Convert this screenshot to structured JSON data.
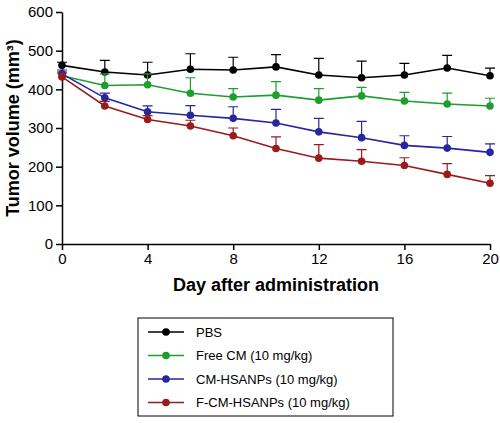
{
  "chart_data": {
    "type": "line",
    "x_label": "Day after administration",
    "y_label": "Tumor volume (mm³)",
    "x": [
      0,
      2,
      4,
      6,
      8,
      10,
      12,
      14,
      16,
      18,
      20
    ],
    "xlim": [
      0,
      20
    ],
    "xticks": [
      0,
      4,
      8,
      12,
      16,
      20
    ],
    "ylim": [
      0,
      600
    ],
    "yticks": [
      0,
      100,
      200,
      300,
      400,
      500,
      600
    ],
    "grid": false,
    "legend": "bottom",
    "marker": "circle",
    "line_style": "solid",
    "series": [
      {
        "name": "PBS",
        "color": "#000000",
        "values": [
          462,
          445,
          437,
          452,
          450,
          458,
          437,
          430,
          437,
          455,
          435
        ],
        "errors": [
          8,
          30,
          33,
          40,
          33,
          32,
          43,
          43,
          30,
          33,
          20
        ]
      },
      {
        "name": "Free CM (10 mg/kg)",
        "color": "#1e9e2e",
        "values": [
          435,
          410,
          412,
          390,
          380,
          385,
          372,
          383,
          370,
          362,
          357
        ],
        "errors": [
          10,
          30,
          28,
          40,
          22,
          35,
          30,
          22,
          22,
          28,
          20
        ]
      },
      {
        "name": "CM-HSANPs (10 mg/kg)",
        "color": "#26269e",
        "values": [
          440,
          378,
          342,
          333,
          325,
          313,
          290,
          275,
          255,
          248,
          237
        ],
        "errors": [
          10,
          12,
          15,
          25,
          30,
          35,
          35,
          42,
          25,
          30,
          22
        ]
      },
      {
        "name": "F-CM-HSANPs (10 mg/kg)",
        "color": "#991b1e",
        "values": [
          432,
          357,
          322,
          305,
          280,
          247,
          222,
          214,
          203,
          180,
          157
        ],
        "errors": [
          10,
          12,
          10,
          15,
          20,
          30,
          35,
          30,
          20,
          28,
          20
        ]
      }
    ]
  }
}
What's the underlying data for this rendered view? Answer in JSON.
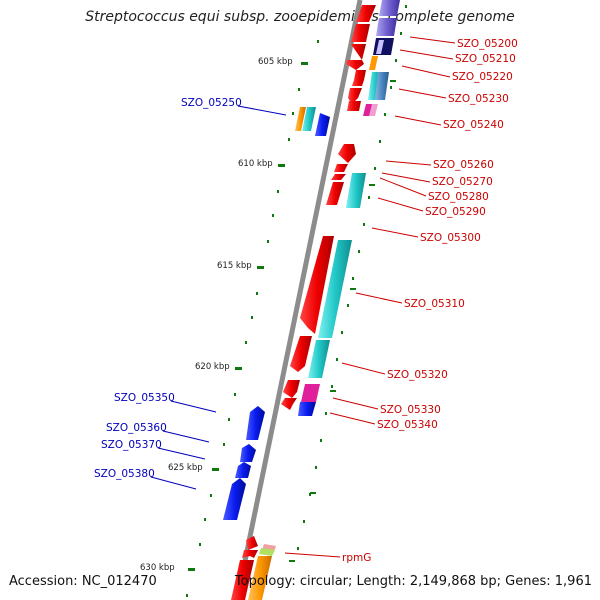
{
  "title": "Streptococcus equi subsp. zooepidemicus, complete genome",
  "accession_text": "Accession: NC_012470",
  "topology_text": "Topology: circular; Length: 2,149,868 bp; Genes: 1,961",
  "ticks": [
    "605 kbp",
    "610 kbp",
    "615 kbp",
    "620 kbp",
    "625 kbp",
    "630 kbp"
  ],
  "labels_right": [
    "SZO_05200",
    "SZO_05210",
    "SZO_05220",
    "SZO_05230",
    "SZO_05240",
    "SZO_05260",
    "SZO_05270",
    "SZO_05280",
    "SZO_05290",
    "SZO_05300",
    "SZO_05310",
    "SZO_05320",
    "SZO_05330",
    "SZO_05340",
    "rpmG"
  ],
  "labels_left": [
    "SZO_05250",
    "SZO_05350",
    "SZO_05360",
    "SZO_05370",
    "SZO_05380"
  ],
  "colors": {
    "backbone": "#8c8c8c",
    "gene_red": "#ee0000",
    "gene_cyan": "#22c8c8",
    "gene_blue": "#0a1cf0",
    "gene_orange": "#ff9900",
    "gene_magenta": "#e0209a",
    "gene_purple": "#7060d0",
    "tick_green": "#117711",
    "label_red": "#cc0000",
    "label_blue": "#0000bb"
  }
}
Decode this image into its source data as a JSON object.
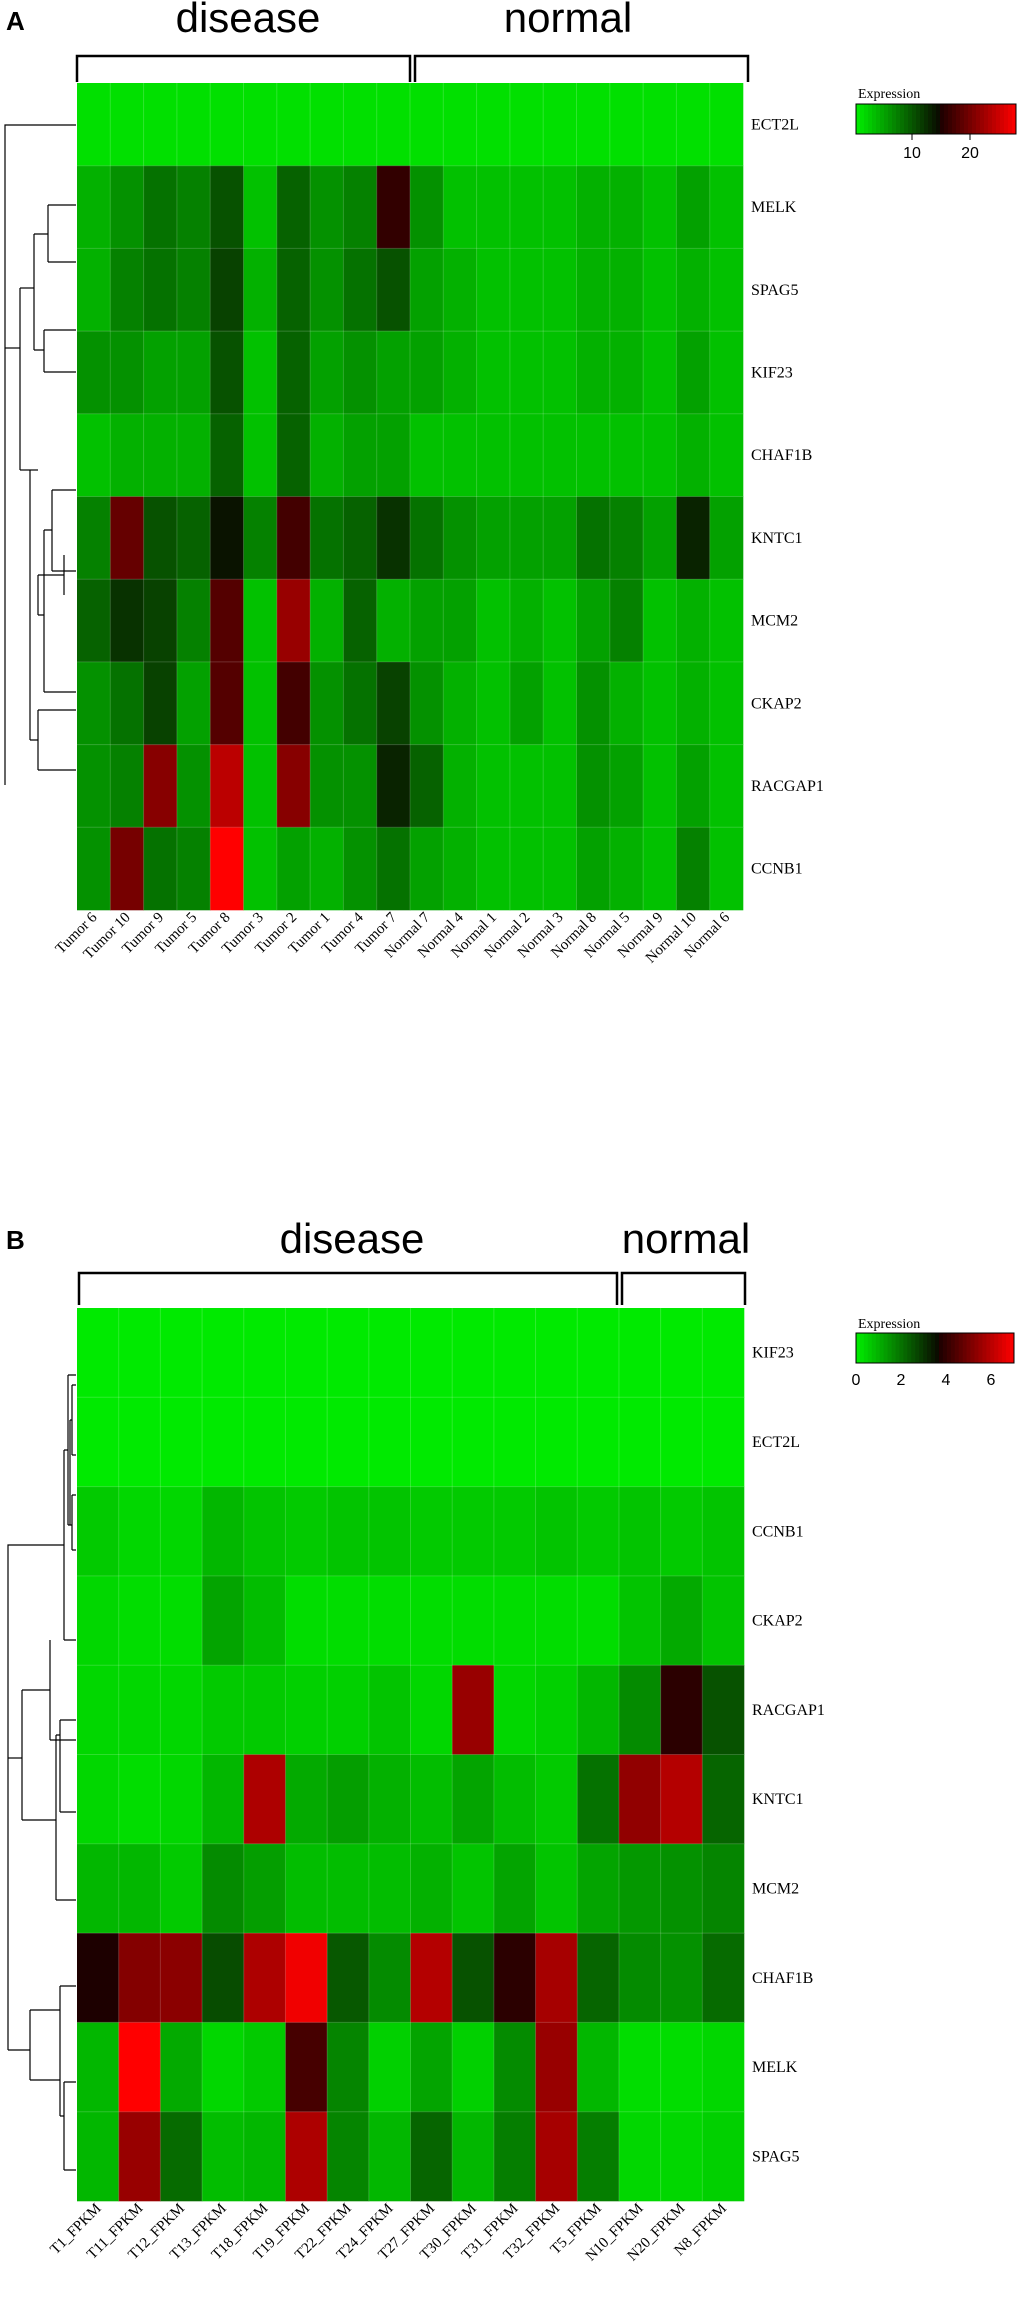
{
  "chart_data": [
    {
      "type": "heatmap",
      "panel": "A",
      "legend_title": "Expression",
      "legend_ticks": [
        10,
        20
      ],
      "value_range": [
        0,
        28
      ],
      "groups": [
        {
          "label": "disease",
          "count": 10
        },
        {
          "label": "normal",
          "count": 10
        }
      ],
      "columns": [
        "Tumor 6",
        "Tumor 10",
        "Tumor 9",
        "Tumor 5",
        "Tumor 8",
        "Tumor 3",
        "Tumor 2",
        "Tumor 1",
        "Tumor 4",
        "Tumor 7",
        "Normal 7",
        "Normal 4",
        "Normal 1",
        "Normal 2",
        "Normal 3",
        "Normal 8",
        "Normal 5",
        "Normal 9",
        "Normal 10",
        "Normal 6"
      ],
      "rows": [
        "ECT2L",
        "MELK",
        "SPAG5",
        "KIF23",
        "CHAF1B",
        "KNTC1",
        "MCM2",
        "CKAP2",
        "RACGAP1",
        "CCNB1"
      ],
      "values": [
        [
          1,
          1,
          1,
          1,
          1,
          1,
          1,
          1,
          1,
          1,
          1,
          1,
          1,
          1,
          1,
          1,
          1,
          1,
          1,
          1
        ],
        [
          4,
          6,
          8,
          7,
          10,
          3,
          9,
          6,
          7,
          16,
          6,
          3,
          3,
          3,
          3,
          4,
          4,
          3,
          5,
          3
        ],
        [
          4,
          7,
          8,
          7,
          11,
          4,
          9,
          6,
          8,
          10,
          5,
          4,
          3,
          3,
          3,
          4,
          4,
          3,
          4,
          3
        ],
        [
          6,
          6,
          5,
          5,
          10,
          3,
          9,
          5,
          6,
          5,
          5,
          4,
          3,
          3,
          3,
          4,
          4,
          3,
          5,
          3
        ],
        [
          3,
          4,
          4,
          4,
          9,
          3,
          9,
          4,
          5,
          5,
          3,
          3,
          3,
          3,
          3,
          3,
          3,
          3,
          4,
          3
        ],
        [
          7,
          19,
          10,
          9,
          14,
          7,
          17,
          8,
          9,
          12,
          8,
          6,
          5,
          5,
          5,
          8,
          7,
          5,
          13,
          5
        ],
        [
          9,
          12,
          11,
          7,
          18,
          3,
          22,
          4,
          9,
          4,
          5,
          5,
          3,
          4,
          3,
          5,
          7,
          3,
          4,
          3
        ],
        [
          6,
          8,
          11,
          5,
          18,
          3,
          17,
          6,
          8,
          11,
          6,
          4,
          3,
          5,
          3,
          6,
          4,
          3,
          4,
          3
        ],
        [
          6,
          7,
          21,
          6,
          24,
          3,
          21,
          6,
          6,
          13,
          9,
          4,
          3,
          3,
          3,
          6,
          5,
          3,
          5,
          3
        ],
        [
          6,
          20,
          8,
          7,
          28,
          3,
          5,
          4,
          6,
          8,
          5,
          4,
          3,
          3,
          3,
          5,
          4,
          3,
          7,
          3
        ]
      ]
    },
    {
      "type": "heatmap",
      "panel": "B",
      "legend_title": "Expression",
      "legend_ticks": [
        0,
        2,
        4,
        6
      ],
      "value_range": [
        0,
        7
      ],
      "groups": [
        {
          "label": "disease",
          "count": 13
        },
        {
          "label": "normal",
          "count": 3
        }
      ],
      "columns": [
        "T1_FPKM",
        "T11_FPKM",
        "T12_FPKM",
        "T13_FPKM",
        "T18_FPKM",
        "T19_FPKM",
        "T22_FPKM",
        "T24_FPKM",
        "T27_FPKM",
        "T30_FPKM",
        "T31_FPKM",
        "T32_FPKM",
        "T5_FPKM",
        "N10_FPKM",
        "N20_FPKM",
        "N8_FPKM"
      ],
      "rows": [
        "KIF23",
        "ECT2L",
        "CCNB1",
        "CKAP2",
        "RACGAP1",
        "KNTC1",
        "MCM2",
        "CHAF1B",
        "MELK",
        "SPAG5"
      ],
      "values": [
        [
          0.1,
          0.1,
          0.1,
          0.1,
          0.1,
          0.1,
          0.1,
          0.1,
          0.1,
          0.1,
          0.1,
          0.1,
          0.1,
          0.1,
          0.1,
          0.1
        ],
        [
          0.1,
          0.1,
          0.1,
          0.1,
          0.1,
          0.1,
          0.1,
          0.1,
          0.1,
          0.1,
          0.1,
          0.1,
          0.1,
          0.1,
          0.1,
          0.1
        ],
        [
          0.6,
          0.4,
          0.4,
          0.9,
          0.7,
          0.6,
          0.7,
          0.7,
          0.6,
          0.6,
          0.6,
          0.7,
          0.6,
          0.7,
          0.6,
          0.7
        ],
        [
          0.4,
          0.3,
          0.3,
          1.2,
          0.8,
          0.3,
          0.3,
          0.3,
          0.3,
          0.3,
          0.3,
          0.3,
          0.3,
          0.7,
          1.1,
          0.7
        ],
        [
          0.4,
          0.4,
          0.4,
          0.6,
          0.6,
          0.5,
          0.5,
          0.7,
          0.4,
          5.5,
          0.4,
          0.5,
          0.9,
          1.6,
          3.9,
          2.5
        ],
        [
          0.4,
          0.3,
          0.4,
          0.9,
          5.8,
          1.1,
          1.3,
          1.0,
          0.8,
          1.2,
          0.8,
          0.6,
          2.0,
          5.4,
          5.9,
          2.2
        ],
        [
          0.9,
          0.9,
          0.6,
          1.6,
          1.3,
          0.8,
          0.8,
          0.8,
          1.0,
          0.7,
          1.2,
          0.7,
          1.2,
          1.4,
          1.5,
          1.7
        ],
        [
          3.7,
          5.2,
          5.3,
          2.6,
          5.8,
          6.8,
          2.4,
          1.6,
          5.9,
          2.5,
          3.9,
          5.7,
          2.2,
          1.6,
          1.5,
          2.1
        ],
        [
          0.9,
          7.0,
          1.1,
          0.4,
          0.6,
          4.3,
          1.7,
          0.5,
          1.2,
          0.5,
          1.6,
          5.5,
          0.9,
          0.3,
          0.3,
          0.4
        ],
        [
          0.9,
          5.5,
          2.1,
          0.8,
          0.9,
          5.8,
          1.7,
          0.9,
          2.2,
          0.9,
          1.8,
          5.7,
          1.8,
          0.4,
          0.4,
          0.5
        ]
      ]
    }
  ]
}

........

Copy out every line in the entries above that holds "this".

*Exercise solution*:
Convert this screenshot to structured JSON data.
What's the underlying data for this rendered view? Answer in JSON.
Decode this image into its source data as a JSON object.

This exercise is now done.